## Data lines

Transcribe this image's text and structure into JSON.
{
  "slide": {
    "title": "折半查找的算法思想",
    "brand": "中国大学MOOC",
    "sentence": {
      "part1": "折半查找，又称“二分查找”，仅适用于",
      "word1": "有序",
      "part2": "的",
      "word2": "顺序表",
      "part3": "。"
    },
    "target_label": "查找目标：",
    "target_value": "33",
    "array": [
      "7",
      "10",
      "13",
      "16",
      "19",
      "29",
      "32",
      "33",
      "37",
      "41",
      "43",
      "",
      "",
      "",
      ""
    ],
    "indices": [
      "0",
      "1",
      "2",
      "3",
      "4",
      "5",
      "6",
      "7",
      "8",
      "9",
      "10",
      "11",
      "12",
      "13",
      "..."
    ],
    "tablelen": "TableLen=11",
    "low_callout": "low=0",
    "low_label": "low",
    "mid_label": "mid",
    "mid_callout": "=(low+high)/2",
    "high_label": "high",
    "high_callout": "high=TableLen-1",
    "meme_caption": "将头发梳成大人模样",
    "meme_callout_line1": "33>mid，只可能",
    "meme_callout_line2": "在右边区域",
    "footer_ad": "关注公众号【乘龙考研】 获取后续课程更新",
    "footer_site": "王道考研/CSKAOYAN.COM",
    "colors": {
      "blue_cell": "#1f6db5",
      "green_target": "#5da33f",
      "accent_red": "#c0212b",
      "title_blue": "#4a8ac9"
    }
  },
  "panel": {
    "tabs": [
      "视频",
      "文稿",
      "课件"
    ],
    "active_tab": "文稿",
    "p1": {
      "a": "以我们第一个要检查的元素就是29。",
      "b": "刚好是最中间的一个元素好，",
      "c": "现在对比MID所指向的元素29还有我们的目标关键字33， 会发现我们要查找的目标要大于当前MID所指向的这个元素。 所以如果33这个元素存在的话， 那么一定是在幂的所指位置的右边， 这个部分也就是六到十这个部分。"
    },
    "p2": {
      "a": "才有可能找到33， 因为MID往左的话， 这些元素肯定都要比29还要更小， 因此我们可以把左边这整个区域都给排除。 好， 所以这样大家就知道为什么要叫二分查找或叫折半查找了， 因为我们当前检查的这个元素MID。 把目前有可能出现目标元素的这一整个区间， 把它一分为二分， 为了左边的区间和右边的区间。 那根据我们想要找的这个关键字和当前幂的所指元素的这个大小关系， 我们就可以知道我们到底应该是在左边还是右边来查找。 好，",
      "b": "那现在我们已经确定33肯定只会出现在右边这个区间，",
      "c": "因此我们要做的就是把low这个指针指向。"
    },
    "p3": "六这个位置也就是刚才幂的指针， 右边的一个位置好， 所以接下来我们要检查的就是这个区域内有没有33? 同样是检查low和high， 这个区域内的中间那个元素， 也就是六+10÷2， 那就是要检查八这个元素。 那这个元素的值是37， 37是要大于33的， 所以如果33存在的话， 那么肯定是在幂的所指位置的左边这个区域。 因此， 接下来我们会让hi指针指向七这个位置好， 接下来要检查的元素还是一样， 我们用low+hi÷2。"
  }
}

## Problem statement
Every entry should be output exactly as written, please.

## Answer for the task
Transcribe this image's text and structure into JSON.
{
  "slide": {
    "title": "折半查找的算法思想",
    "brand": "中国大学MOOC",
    "sentence": {
      "part1": "折半查找，又称“二分查找”，仅适用于",
      "word1": "有序",
      "part2": "的",
      "word2": "顺序表",
      "part3": "。"
    },
    "target_label": "查找目标：",
    "target_value": "33",
    "array": [
      "7",
      "10",
      "13",
      "16",
      "19",
      "29",
      "32",
      "33",
      "37",
      "41",
      "43",
      "",
      "",
      "",
      ""
    ],
    "indices": [
      "0",
      "1",
      "2",
      "3",
      "4",
      "5",
      "6",
      "7",
      "8",
      "9",
      "10",
      "11",
      "12",
      "13",
      "..."
    ],
    "tablelen": "TableLen=11",
    "low_callout": "low=0",
    "low_label": "low",
    "mid_label": "mid",
    "mid_callout": "=(low+high)/2",
    "high_label": "high",
    "high_callout": "high=TableLen-1",
    "meme_caption": "将头发梳成大人模样",
    "meme_callout_line1": "33>mid，只可能",
    "meme_callout_line2": "在右边区域",
    "footer_ad": "关注公众号【乘龙考研】 获取后续课程更新",
    "footer_site": "王道考研/CSKAOYAN.COM",
    "colors": {
      "blue_cell": "#1f6db5",
      "green_target": "#5da33f",
      "accent_red": "#c0212b",
      "title_blue": "#4a8ac9"
    }
  },
  "panel": {
    "tabs": [
      "视频",
      "文稿",
      "课件"
    ],
    "active_tab": "文稿",
    "p1": {
      "a": "以我们第一个要检查的元素就是29。",
      "b": "刚好是最中间的一个元素好，",
      "c": "现在对比MID所指向的元素29还有我们的目标关键字33， 会发现我们要查找的目标要大于当前MID所指向的这个元素。 所以如果33这个元素存在的话， 那么一定是在幂的所指位置的右边， 这个部分也就是六到十这个部分。"
    },
    "p2": {
      "a": "才有可能找到33， 因为MID往左的话， 这些元素肯定都要比29还要更小， 因此我们可以把左边这整个区域都给排除。 好， 所以这样大家就知道为什么要叫二分查找或叫折半查找了， 因为我们当前检查的这个元素MID。 把目前有可能出现目标元素的这一整个区间， 把它一分为二分， 为了左边的区间和右边的区间。 那根据我们想要找的这个关键字和当前幂的所指元素的这个大小关系， 我们就可以知道我们到底应该是在左边还是右边来查找。 好，",
      "b": "那现在我们已经确定33肯定只会出现在右边这个区间，",
      "c": "因此我们要做的就是把low这个指针指向。"
    },
    "p3": "六这个位置也就是刚才幂的指针， 右边的一个位置好， 所以接下来我们要检查的就是这个区域内有没有33? 同样是检查low和high， 这个区域内的中间那个元素， 也就是六+10÷2， 那就是要检查八这个元素。 那这个元素的值是37， 37是要大于33的， 所以如果33存在的话， 那么肯定是在幂的所指位置的左边这个区域。 因此， 接下来我们会让hi指针指向七这个位置好， 接下来要检查的元素还是一样， 我们用low+hi÷2。"
  }
}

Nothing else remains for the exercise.